* _WHAT TO WORK ON_
Copy the records below exactly, leaving out any pictures.

Extracted data entries
·····

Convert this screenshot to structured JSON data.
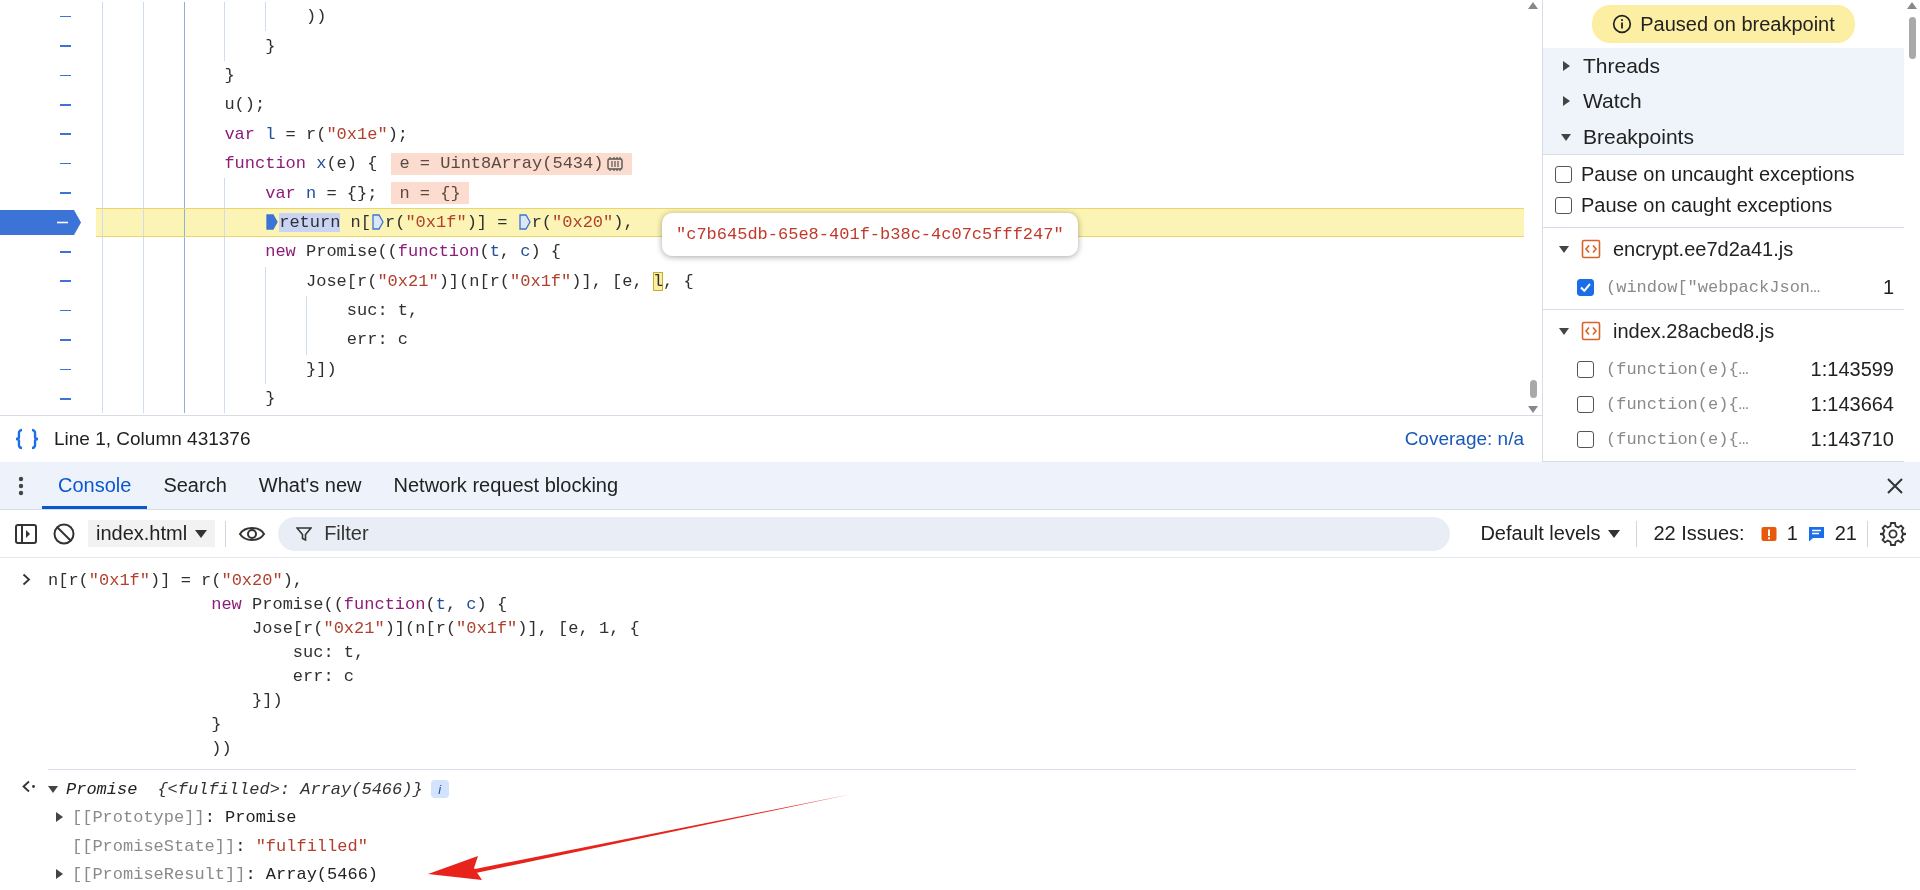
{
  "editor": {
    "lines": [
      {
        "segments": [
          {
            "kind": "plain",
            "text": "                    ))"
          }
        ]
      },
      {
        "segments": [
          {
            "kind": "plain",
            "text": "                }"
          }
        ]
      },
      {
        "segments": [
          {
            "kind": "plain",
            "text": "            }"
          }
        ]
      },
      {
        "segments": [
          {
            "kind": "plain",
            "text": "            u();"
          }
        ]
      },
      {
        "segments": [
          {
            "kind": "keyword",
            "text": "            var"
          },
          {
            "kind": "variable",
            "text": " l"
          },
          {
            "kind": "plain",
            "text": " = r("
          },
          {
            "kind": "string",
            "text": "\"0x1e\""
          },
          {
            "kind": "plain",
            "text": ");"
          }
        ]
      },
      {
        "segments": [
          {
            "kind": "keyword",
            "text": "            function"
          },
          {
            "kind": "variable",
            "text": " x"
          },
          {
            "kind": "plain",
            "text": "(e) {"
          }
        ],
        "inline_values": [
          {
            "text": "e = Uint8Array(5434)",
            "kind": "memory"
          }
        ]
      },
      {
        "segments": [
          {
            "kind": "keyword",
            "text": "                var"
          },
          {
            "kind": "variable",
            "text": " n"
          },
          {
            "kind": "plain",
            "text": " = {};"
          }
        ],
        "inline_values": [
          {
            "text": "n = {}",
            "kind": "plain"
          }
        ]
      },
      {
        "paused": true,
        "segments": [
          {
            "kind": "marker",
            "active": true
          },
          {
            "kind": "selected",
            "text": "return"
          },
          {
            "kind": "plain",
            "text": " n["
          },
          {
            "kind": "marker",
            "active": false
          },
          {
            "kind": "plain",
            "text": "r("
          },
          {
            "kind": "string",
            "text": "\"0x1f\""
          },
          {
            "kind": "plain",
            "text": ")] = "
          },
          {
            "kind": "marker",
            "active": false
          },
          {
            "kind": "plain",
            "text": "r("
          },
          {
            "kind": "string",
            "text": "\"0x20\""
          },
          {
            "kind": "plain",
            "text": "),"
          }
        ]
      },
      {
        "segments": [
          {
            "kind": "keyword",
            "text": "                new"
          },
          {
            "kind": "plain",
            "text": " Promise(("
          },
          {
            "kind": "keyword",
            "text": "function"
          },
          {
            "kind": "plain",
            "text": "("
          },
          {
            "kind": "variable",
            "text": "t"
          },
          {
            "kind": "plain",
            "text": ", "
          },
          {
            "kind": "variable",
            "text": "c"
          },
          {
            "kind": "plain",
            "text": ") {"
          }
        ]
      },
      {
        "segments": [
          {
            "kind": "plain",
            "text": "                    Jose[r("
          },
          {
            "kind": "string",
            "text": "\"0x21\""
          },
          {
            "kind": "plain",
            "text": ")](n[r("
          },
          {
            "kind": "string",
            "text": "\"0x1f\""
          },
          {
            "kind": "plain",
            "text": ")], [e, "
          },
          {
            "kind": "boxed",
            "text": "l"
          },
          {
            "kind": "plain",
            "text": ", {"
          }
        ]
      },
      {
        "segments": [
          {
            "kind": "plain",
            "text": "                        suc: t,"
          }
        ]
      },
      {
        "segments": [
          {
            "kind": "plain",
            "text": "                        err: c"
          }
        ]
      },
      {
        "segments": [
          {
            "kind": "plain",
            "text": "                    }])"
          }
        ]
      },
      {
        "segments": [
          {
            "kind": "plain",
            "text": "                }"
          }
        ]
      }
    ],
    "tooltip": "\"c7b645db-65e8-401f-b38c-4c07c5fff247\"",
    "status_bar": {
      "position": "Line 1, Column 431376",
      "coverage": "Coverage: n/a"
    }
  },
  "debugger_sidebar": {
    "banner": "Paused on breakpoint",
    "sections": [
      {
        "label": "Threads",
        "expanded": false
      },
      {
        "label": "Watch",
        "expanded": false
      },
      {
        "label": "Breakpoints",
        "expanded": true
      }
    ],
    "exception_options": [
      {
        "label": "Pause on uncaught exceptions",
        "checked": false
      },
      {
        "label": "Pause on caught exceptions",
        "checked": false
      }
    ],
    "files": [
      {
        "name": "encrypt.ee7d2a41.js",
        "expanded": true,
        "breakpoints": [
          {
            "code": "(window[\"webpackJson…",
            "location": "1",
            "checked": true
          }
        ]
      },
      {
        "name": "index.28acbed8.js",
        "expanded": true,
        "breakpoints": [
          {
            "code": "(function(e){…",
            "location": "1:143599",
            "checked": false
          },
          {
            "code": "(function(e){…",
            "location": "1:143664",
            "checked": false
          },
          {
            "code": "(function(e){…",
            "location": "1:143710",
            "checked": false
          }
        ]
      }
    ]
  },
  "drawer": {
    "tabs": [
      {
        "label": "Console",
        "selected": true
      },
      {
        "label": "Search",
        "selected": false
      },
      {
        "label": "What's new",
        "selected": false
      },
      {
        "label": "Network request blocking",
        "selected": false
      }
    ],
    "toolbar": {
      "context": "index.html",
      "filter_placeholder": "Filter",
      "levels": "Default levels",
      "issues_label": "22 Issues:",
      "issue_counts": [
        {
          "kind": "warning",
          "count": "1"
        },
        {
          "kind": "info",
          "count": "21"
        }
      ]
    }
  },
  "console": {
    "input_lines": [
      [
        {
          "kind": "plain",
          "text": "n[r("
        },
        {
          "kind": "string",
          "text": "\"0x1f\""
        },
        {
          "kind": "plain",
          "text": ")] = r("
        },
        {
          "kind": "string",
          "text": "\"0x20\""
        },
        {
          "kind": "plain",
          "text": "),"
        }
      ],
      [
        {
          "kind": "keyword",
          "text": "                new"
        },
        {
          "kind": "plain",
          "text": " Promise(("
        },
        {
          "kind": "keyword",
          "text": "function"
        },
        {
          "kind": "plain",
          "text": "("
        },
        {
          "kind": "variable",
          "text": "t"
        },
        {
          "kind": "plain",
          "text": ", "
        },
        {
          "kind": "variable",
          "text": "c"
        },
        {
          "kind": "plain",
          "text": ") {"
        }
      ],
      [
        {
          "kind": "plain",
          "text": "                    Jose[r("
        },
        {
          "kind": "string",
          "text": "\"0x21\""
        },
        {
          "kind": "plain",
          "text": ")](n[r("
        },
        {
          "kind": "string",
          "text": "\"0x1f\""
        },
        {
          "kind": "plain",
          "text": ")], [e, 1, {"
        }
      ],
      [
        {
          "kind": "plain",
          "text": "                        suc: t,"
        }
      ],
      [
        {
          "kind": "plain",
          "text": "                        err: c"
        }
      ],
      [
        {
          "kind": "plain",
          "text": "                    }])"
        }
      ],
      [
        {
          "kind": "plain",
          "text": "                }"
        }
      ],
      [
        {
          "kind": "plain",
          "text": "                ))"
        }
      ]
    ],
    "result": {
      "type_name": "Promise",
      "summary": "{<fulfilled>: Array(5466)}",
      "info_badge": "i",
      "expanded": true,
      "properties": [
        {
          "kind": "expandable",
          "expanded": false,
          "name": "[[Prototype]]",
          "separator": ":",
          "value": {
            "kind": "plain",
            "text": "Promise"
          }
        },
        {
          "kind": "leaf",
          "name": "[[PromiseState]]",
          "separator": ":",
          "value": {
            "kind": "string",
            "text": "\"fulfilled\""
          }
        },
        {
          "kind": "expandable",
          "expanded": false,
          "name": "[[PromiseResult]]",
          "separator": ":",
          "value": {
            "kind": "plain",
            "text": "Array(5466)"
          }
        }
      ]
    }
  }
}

·····

* _THE ANSWER_
Convert this screenshot to structured JSON data.
{
  "editor": {
    "lines": [
      {
        "segments": [
          {
            "kind": "plain",
            "text": "                    ))"
          }
        ]
      },
      {
        "segments": [
          {
            "kind": "plain",
            "text": "                }"
          }
        ]
      },
      {
        "segments": [
          {
            "kind": "plain",
            "text": "            }"
          }
        ]
      },
      {
        "segments": [
          {
            "kind": "plain",
            "text": "            u();"
          }
        ]
      },
      {
        "segments": [
          {
            "kind": "keyword",
            "text": "            var"
          },
          {
            "kind": "variable",
            "text": " l"
          },
          {
            "kind": "plain",
            "text": " = r("
          },
          {
            "kind": "string",
            "text": "\"0x1e\""
          },
          {
            "kind": "plain",
            "text": ");"
          }
        ]
      },
      {
        "segments": [
          {
            "kind": "keyword",
            "text": "            function"
          },
          {
            "kind": "variable",
            "text": " x"
          },
          {
            "kind": "plain",
            "text": "(e) {"
          }
        ],
        "inline_values": [
          {
            "text": "e = Uint8Array(5434)",
            "kind": "memory"
          }
        ]
      },
      {
        "segments": [
          {
            "kind": "keyword",
            "text": "                var"
          },
          {
            "kind": "variable",
            "text": " n"
          },
          {
            "kind": "plain",
            "text": " = {};"
          }
        ],
        "inline_values": [
          {
            "text": "n = {}",
            "kind": "plain"
          }
        ]
      },
      {
        "paused": true,
        "segments": [
          {
            "kind": "marker",
            "active": true
          },
          {
            "kind": "selected",
            "text": "return"
          },
          {
            "kind": "plain",
            "text": " n["
          },
          {
            "kind": "marker",
            "active": false
          },
          {
            "kind": "plain",
            "text": "r("
          },
          {
            "kind": "string",
            "text": "\"0x1f\""
          },
          {
            "kind": "plain",
            "text": ")] = "
          },
          {
            "kind": "marker",
            "active": false
          },
          {
            "kind": "plain",
            "text": "r("
          },
          {
            "kind": "string",
            "text": "\"0x20\""
          },
          {
            "kind": "plain",
            "text": "),"
          }
        ]
      },
      {
        "segments": [
          {
            "kind": "keyword",
            "text": "                new"
          },
          {
            "kind": "plain",
            "text": " Promise(("
          },
          {
            "kind": "keyword",
            "text": "function"
          },
          {
            "kind": "plain",
            "text": "("
          },
          {
            "kind": "variable",
            "text": "t"
          },
          {
            "kind": "plain",
            "text": ", "
          },
          {
            "kind": "variable",
            "text": "c"
          },
          {
            "kind": "plain",
            "text": ") {"
          }
        ]
      },
      {
        "segments": [
          {
            "kind": "plain",
            "text": "                    Jose[r("
          },
          {
            "kind": "string",
            "text": "\"0x21\""
          },
          {
            "kind": "plain",
            "text": ")](n[r("
          },
          {
            "kind": "string",
            "text": "\"0x1f\""
          },
          {
            "kind": "plain",
            "text": ")], [e, "
          },
          {
            "kind": "boxed",
            "text": "l"
          },
          {
            "kind": "plain",
            "text": ", {"
          }
        ]
      },
      {
        "segments": [
          {
            "kind": "plain",
            "text": "                        suc: t,"
          }
        ]
      },
      {
        "segments": [
          {
            "kind": "plain",
            "text": "                        err: c"
          }
        ]
      },
      {
        "segments": [
          {
            "kind": "plain",
            "text": "                    }])"
          }
        ]
      },
      {
        "segments": [
          {
            "kind": "plain",
            "text": "                }"
          }
        ]
      }
    ],
    "tooltip": "\"c7b645db-65e8-401f-b38c-4c07c5fff247\"",
    "status_bar": {
      "position": "Line 1, Column 431376",
      "coverage": "Coverage: n/a"
    }
  },
  "debugger_sidebar": {
    "banner": "Paused on breakpoint",
    "sections": [
      {
        "label": "Threads",
        "expanded": false
      },
      {
        "label": "Watch",
        "expanded": false
      },
      {
        "label": "Breakpoints",
        "expanded": true
      }
    ],
    "exception_options": [
      {
        "label": "Pause on uncaught exceptions",
        "checked": false
      },
      {
        "label": "Pause on caught exceptions",
        "checked": false
      }
    ],
    "files": [
      {
        "name": "encrypt.ee7d2a41.js",
        "expanded": true,
        "breakpoints": [
          {
            "code": "(window[\"webpackJson…",
            "location": "1",
            "checked": true
          }
        ]
      },
      {
        "name": "index.28acbed8.js",
        "expanded": true,
        "breakpoints": [
          {
            "code": "(function(e){…",
            "location": "1:143599",
            "checked": false
          },
          {
            "code": "(function(e){…",
            "location": "1:143664",
            "checked": false
          },
          {
            "code": "(function(e){…",
            "location": "1:143710",
            "checked": false
          }
        ]
      }
    ]
  },
  "drawer": {
    "tabs": [
      {
        "label": "Console",
        "selected": true
      },
      {
        "label": "Search",
        "selected": false
      },
      {
        "label": "What's new",
        "selected": false
      },
      {
        "label": "Network request blocking",
        "selected": false
      }
    ],
    "toolbar": {
      "context": "index.html",
      "filter_placeholder": "Filter",
      "levels": "Default levels",
      "issues_label": "22 Issues:",
      "issue_counts": [
        {
          "kind": "warning",
          "count": "1"
        },
        {
          "kind": "info",
          "count": "21"
        }
      ]
    }
  },
  "console": {
    "input_lines": [
      [
        {
          "kind": "plain",
          "text": "n[r("
        },
        {
          "kind": "string",
          "text": "\"0x1f\""
        },
        {
          "kind": "plain",
          "text": ")] = r("
        },
        {
          "kind": "string",
          "text": "\"0x20\""
        },
        {
          "kind": "plain",
          "text": "),"
        }
      ],
      [
        {
          "kind": "keyword",
          "text": "                new"
        },
        {
          "kind": "plain",
          "text": " Promise(("
        },
        {
          "kind": "keyword",
          "text": "function"
        },
        {
          "kind": "plain",
          "text": "("
        },
        {
          "kind": "variable",
          "text": "t"
        },
        {
          "kind": "plain",
          "text": ", "
        },
        {
          "kind": "variable",
          "text": "c"
        },
        {
          "kind": "plain",
          "text": ") {"
        }
      ],
      [
        {
          "kind": "plain",
          "text": "                    Jose[r("
        },
        {
          "kind": "string",
          "text": "\"0x21\""
        },
        {
          "kind": "plain",
          "text": ")](n[r("
        },
        {
          "kind": "string",
          "text": "\"0x1f\""
        },
        {
          "kind": "plain",
          "text": ")], [e, 1, {"
        }
      ],
      [
        {
          "kind": "plain",
          "text": "                        suc: t,"
        }
      ],
      [
        {
          "kind": "plain",
          "text": "                        err: c"
        }
      ],
      [
        {
          "kind": "plain",
          "text": "                    }])"
        }
      ],
      [
        {
          "kind": "plain",
          "text": "                }"
        }
      ],
      [
        {
          "kind": "plain",
          "text": "                ))"
        }
      ]
    ],
    "result": {
      "type_name": "Promise",
      "summary": "{<fulfilled>: Array(5466)}",
      "info_badge": "i",
      "expanded": true,
      "properties": [
        {
          "kind": "expandable",
          "expanded": false,
          "name": "[[Prototype]]",
          "separator": ":",
          "value": {
            "kind": "plain",
            "text": "Promise"
          }
        },
        {
          "kind": "leaf",
          "name": "[[PromiseState]]",
          "separator": ":",
          "value": {
            "kind": "string",
            "text": "\"fulfilled\""
          }
        },
        {
          "kind": "expandable",
          "expanded": false,
          "name": "[[PromiseResult]]",
          "separator": ":",
          "value": {
            "kind": "plain",
            "text": "Array(5466)"
          }
        }
      ]
    }
  }
}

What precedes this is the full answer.